-- To be done --
Reproduce each of the following entries verbatim, line for line, without changing any character.

-- Element location listings --
====================

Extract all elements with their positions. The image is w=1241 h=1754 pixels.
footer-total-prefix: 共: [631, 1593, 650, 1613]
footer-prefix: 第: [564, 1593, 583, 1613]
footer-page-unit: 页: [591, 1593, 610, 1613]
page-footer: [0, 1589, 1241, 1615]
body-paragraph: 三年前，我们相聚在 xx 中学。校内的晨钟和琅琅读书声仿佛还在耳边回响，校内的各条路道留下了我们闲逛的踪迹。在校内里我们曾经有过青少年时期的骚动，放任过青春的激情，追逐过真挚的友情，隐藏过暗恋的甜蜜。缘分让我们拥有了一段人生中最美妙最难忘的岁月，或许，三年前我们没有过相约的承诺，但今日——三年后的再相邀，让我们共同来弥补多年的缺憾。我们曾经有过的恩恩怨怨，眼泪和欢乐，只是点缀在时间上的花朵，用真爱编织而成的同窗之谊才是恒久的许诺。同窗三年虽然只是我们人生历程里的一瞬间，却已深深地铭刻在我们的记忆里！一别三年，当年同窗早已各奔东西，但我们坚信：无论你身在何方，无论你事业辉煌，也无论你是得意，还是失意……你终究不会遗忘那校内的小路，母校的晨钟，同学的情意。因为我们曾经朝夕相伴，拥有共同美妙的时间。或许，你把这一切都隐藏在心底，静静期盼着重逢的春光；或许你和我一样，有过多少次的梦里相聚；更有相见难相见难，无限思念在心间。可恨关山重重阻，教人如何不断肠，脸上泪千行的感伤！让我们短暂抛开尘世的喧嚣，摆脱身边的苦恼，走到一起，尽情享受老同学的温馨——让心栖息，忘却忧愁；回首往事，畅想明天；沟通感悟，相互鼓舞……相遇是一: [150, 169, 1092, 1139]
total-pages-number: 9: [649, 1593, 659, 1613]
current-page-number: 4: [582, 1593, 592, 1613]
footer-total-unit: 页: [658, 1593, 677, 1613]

====================

-- Result --
Extract all elements with their positions. The image is w=1241 h=1754 pixels.
footer-total-prefix: 共: [631, 1593, 650, 1613]
footer-prefix: 第: [564, 1593, 583, 1613]
footer-page-unit: 页: [591, 1593, 610, 1613]
page-footer: [0, 1589, 1241, 1615]
body-paragraph: 三年前，我们相聚在 xx 中学。校内的晨钟和琅琅读书声仿佛还在耳边回响，校内的各条路道留下了我们闲逛的踪迹。在校内里我们曾经有过青少年时期的骚动，放任过青春的激情，追逐过真挚的友情，隐藏过暗恋的甜蜜。缘分让我们拥有了一段人生中最美妙最难忘的岁月，或许，三年前我们没有过相约的承诺，但今日——三年后的再相邀，让我们共同来弥补多年的缺憾。我们曾经有过的恩恩怨怨，眼泪和欢乐，只是点缀在时间上的花朵，用真爱编织而成的同窗之谊才是恒久的许诺。同窗三年虽然只是我们人生历程里的一瞬间，却已深深地铭刻在我们的记忆里！一别三年，当年同窗早已各奔东西，但我们坚信：无论你身在何方，无论你事业辉煌，也无论你是得意，还是失意……你终究不会遗忘那校内的小路，母校的晨钟，同学的情意。因为我们曾经朝夕相伴，拥有共同美妙的时间。或许，你把这一切都隐藏在心底，静静期盼着重逢的春光；或许你和我一样，有过多少次的梦里相聚；更有相见难相见难，无限思念在心间。可恨关山重重阻，教人如何不断肠，脸上泪千行的感伤！让我们短暂抛开尘世的喧嚣，摆脱身边的苦恼，走到一起，尽情享受老同学的温馨——让心栖息，忘却忧愁；回首往事，畅想明天；沟通感悟，相互鼓舞……相遇是一: [150, 169, 1092, 1139]
total-pages-number: 9: [649, 1593, 659, 1613]
current-page-number: 4: [582, 1593, 592, 1613]
footer-total-unit: 页: [658, 1593, 677, 1613]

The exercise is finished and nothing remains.